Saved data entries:
━━━━━━━━━━━━━━━━

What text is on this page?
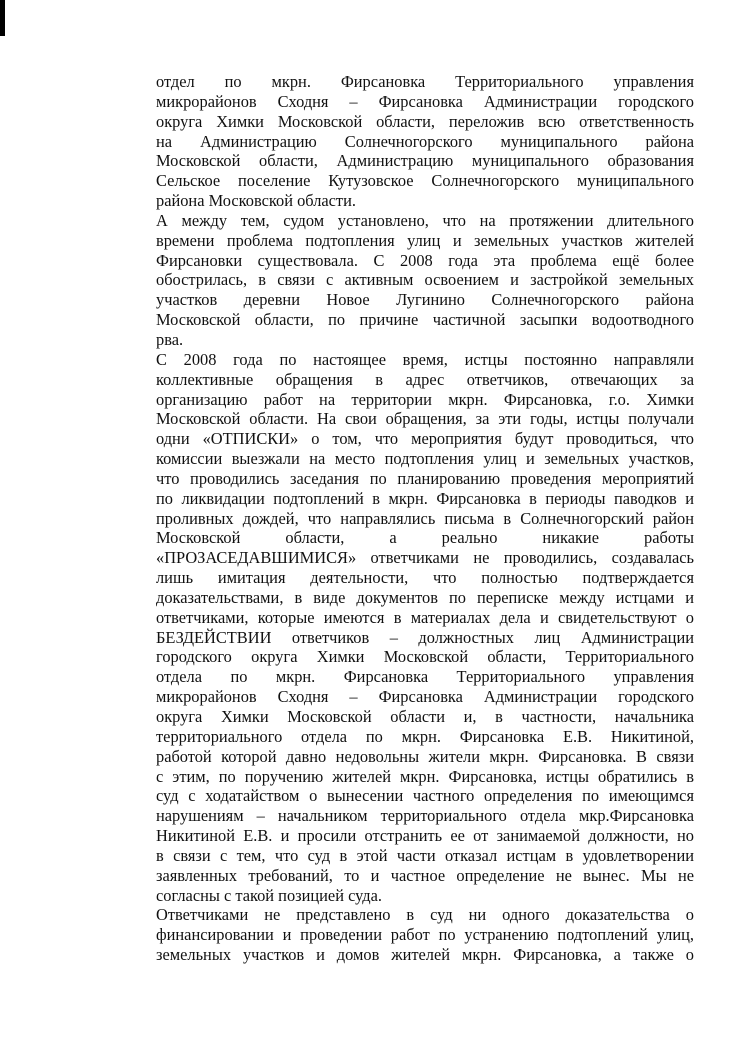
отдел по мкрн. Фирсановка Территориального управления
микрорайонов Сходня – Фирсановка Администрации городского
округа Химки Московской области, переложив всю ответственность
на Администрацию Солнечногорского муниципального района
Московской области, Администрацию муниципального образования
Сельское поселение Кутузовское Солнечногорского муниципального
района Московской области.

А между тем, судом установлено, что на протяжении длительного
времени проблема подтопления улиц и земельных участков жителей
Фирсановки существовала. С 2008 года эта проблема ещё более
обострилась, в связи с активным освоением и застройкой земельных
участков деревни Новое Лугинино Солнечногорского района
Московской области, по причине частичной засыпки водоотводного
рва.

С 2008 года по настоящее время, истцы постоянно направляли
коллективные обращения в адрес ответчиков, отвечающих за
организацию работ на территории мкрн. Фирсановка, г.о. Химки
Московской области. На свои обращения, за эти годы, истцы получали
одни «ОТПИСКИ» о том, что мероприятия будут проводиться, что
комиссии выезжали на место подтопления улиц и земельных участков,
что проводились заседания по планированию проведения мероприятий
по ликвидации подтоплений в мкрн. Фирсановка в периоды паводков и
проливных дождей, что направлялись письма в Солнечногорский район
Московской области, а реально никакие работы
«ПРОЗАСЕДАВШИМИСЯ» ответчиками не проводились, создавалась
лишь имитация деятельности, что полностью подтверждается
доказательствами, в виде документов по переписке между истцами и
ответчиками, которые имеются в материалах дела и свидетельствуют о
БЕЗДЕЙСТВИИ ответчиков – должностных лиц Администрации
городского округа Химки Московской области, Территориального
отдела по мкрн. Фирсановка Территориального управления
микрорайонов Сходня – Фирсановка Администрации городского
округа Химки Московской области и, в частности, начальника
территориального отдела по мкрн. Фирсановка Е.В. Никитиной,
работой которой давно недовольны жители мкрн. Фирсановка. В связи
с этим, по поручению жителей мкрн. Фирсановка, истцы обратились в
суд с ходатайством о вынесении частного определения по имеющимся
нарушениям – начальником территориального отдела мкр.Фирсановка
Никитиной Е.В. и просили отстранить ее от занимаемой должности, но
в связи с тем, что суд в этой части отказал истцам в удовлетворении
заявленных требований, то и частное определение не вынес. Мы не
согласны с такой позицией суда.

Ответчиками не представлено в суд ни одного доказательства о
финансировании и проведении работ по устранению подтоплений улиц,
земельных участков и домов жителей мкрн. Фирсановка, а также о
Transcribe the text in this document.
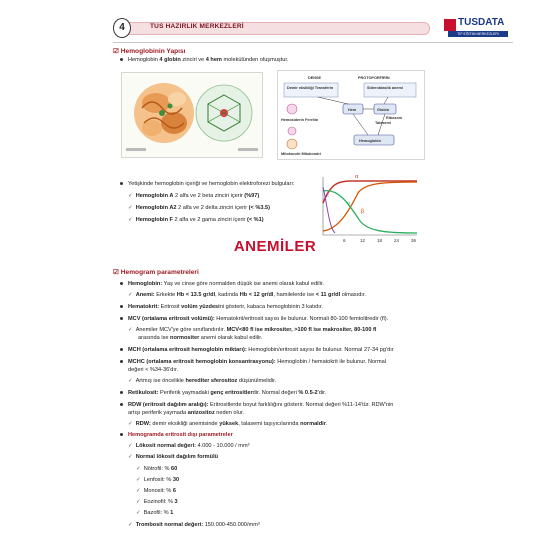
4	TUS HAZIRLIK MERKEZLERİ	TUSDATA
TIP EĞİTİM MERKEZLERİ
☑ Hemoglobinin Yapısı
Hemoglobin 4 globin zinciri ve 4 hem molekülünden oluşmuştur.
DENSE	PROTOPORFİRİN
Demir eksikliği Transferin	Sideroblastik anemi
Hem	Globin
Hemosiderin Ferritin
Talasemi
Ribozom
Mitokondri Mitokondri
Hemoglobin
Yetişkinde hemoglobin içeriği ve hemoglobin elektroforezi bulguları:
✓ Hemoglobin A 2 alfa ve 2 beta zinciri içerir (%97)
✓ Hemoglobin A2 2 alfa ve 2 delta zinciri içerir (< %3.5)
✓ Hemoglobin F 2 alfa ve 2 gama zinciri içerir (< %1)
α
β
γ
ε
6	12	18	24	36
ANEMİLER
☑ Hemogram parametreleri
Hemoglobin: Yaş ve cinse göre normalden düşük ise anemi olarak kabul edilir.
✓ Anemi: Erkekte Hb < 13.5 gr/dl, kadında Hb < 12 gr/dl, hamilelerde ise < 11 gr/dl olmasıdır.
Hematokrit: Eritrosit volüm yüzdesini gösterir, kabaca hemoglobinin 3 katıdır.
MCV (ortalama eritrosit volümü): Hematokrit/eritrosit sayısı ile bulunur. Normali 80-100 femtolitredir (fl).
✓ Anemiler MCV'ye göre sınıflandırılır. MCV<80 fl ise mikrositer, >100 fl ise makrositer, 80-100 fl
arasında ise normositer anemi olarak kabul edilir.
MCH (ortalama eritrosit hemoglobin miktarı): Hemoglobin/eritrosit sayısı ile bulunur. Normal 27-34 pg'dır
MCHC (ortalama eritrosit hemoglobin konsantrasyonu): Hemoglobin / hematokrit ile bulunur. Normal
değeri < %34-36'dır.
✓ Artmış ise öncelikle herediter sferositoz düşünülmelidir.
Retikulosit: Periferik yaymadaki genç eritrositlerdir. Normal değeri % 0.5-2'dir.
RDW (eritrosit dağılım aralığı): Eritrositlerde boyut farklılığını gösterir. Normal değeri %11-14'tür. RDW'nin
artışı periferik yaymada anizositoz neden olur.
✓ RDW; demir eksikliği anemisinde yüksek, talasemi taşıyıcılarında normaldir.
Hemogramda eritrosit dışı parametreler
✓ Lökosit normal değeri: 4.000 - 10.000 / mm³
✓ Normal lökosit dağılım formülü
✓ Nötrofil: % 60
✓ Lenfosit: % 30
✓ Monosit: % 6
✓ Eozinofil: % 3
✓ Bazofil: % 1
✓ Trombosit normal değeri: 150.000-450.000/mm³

━━━━━━━━━━━━━━━━

Exercise: In the copy, include all records verbatim but no images.

Solved exercise:
What text is on this page?
отдел по мкрн. Фирсановка Территориального управления
микрорайонов Сходня – Фирсановка Администрации городского
округа Химки Московской области, переложив всю ответственность
на Администрацию Солнечногорского муниципального района
Московской области, Администрацию муниципального образования
Сельское поселение Кутузовское Солнечногорского муниципального
района Московской области.

А между тем, судом установлено, что на протяжении длительного
времени проблема подтопления улиц и земельных участков жителей
Фирсановки существовала. С 2008 года эта проблема ещё более
обострилась, в связи с активным освоением и застройкой земельных
участков деревни Новое Лугинино Солнечногорского района
Московской области, по причине частичной засыпки водоотводного
рва.

С 2008 года по настоящее время, истцы постоянно направляли
коллективные обращения в адрес ответчиков, отвечающих за
организацию работ на территории мкрн. Фирсановка, г.о. Химки
Московской области. На свои обращения, за эти годы, истцы получали
одни «ОТПИСКИ» о том, что мероприятия будут проводиться, что
комиссии выезжали на место подтопления улиц и земельных участков,
что проводились заседания по планированию проведения мероприятий
по ликвидации подтоплений в мкрн. Фирсановка в периоды паводков и
проливных дождей, что направлялись письма в Солнечногорский район
Московской области, а реально никакие работы
«ПРОЗАСЕДАВШИМИСЯ» ответчиками не проводились, создавалась
лишь имитация деятельности, что полностью подтверждается
доказательствами, в виде документов по переписке между истцами и
ответчиками, которые имеются в материалах дела и свидетельствуют о
БЕЗДЕЙСТВИИ ответчиков – должностных лиц Администрации
городского округа Химки Московской области, Территориального
отдела по мкрн. Фирсановка Территориального управления
микрорайонов Сходня – Фирсановка Администрации городского
округа Химки Московской области и, в частности, начальника
территориального отдела по мкрн. Фирсановка Е.В. Никитиной,
работой которой давно недовольны жители мкрн. Фирсановка. В связи
с этим, по поручению жителей мкрн. Фирсановка, истцы обратились в
суд с ходатайством о вынесении частного определения по имеющимся
нарушениям – начальником территориального отдела мкр.Фирсановка
Никитиной Е.В. и просили отстранить ее от занимаемой должности, но
в связи с тем, что суд в этой части отказал истцам в удовлетворении
заявленных требований, то и частное определение не вынес. Мы не
согласны с такой позицией суда.

Ответчиками не представлено в суд ни одного доказательства о
финансировании и проведении работ по устранению подтоплений улиц,
земельных участков и домов жителей мкрн. Фирсановка, а также о
Transcribe the text in this document.
4	TUS HAZIRLIK MERKEZLERİ	TUSDATA
TIP EĞİTİM MERKEZLERİ
☑ Hemoglobinin Yapısı
Hemoglobin 4 globin zinciri ve 4 hem molekülünden oluşmuştur.
DENSE	PROTOPORFİRİN
Demir eksikliği Transferin	Sideroblastik anemi
Hem	Globin
Hemosiderin Ferritin
Talasemi
Ribozom
Mitokondri Mitokondri
Hemoglobin
Yetişkinde hemoglobin içeriği ve hemoglobin elektroforezi bulguları:
✓ Hemoglobin A 2 alfa ve 2 beta zinciri içerir (%97)
✓ Hemoglobin A2 2 alfa ve 2 delta zinciri içerir (< %3.5)
✓ Hemoglobin F 2 alfa ve 2 gama zinciri içerir (< %1)
α
β
γ
ε
6	12	18	24	36
ANEMİLER
☑ Hemogram parametreleri
Hemoglobin: Yaş ve cinse göre normalden düşük ise anemi olarak kabul edilir.
✓ Anemi: Erkekte Hb < 13.5 gr/dl, kadında Hb < 12 gr/dl, hamilelerde ise < 11 gr/dl olmasıdır.
Hematokrit: Eritrosit volüm yüzdesini gösterir, kabaca hemoglobinin 3 katıdır.
MCV (ortalama eritrosit volümü): Hematokrit/eritrosit sayısı ile bulunur. Normali 80-100 femtolitredir (fl).
✓ Anemiler MCV'ye göre sınıflandırılır. MCV<80 fl ise mikrositer, >100 fl ise makrositer, 80-100 fl
arasında ise normositer anemi olarak kabul edilir.
MCH (ortalama eritrosit hemoglobin miktarı): Hemoglobin/eritrosit sayısı ile bulunur. Normal 27-34 pg'dır
MCHC (ortalama eritrosit hemoglobin konsantrasyonu): Hemoglobin / hematokrit ile bulunur. Normal
değeri < %34-36'dır.
✓ Artmış ise öncelikle herediter sferositoz düşünülmelidir.
Retikulosit: Periferik yaymadaki genç eritrositlerdir. Normal değeri % 0.5-2'dir.
RDW (eritrosit dağılım aralığı): Eritrositlerde boyut farklılığını gösterir. Normal değeri %11-14'tür. RDW'nin
artışı periferik yaymada anizositoz neden olur.
✓ RDW; demir eksikliği anemisinde yüksek, talasemi taşıyıcılarında normaldir.
Hemogramda eritrosit dışı parametreler
✓ Lökosit normal değeri: 4.000 - 10.000 / mm³
✓ Normal lökosit dağılım formülü
✓ Nötrofil: % 60
✓ Lenfosit: % 30
✓ Monosit: % 6
✓ Eozinofil: % 3
✓ Bazofil: % 1
✓ Trombosit normal değeri: 150.000-450.000/mm³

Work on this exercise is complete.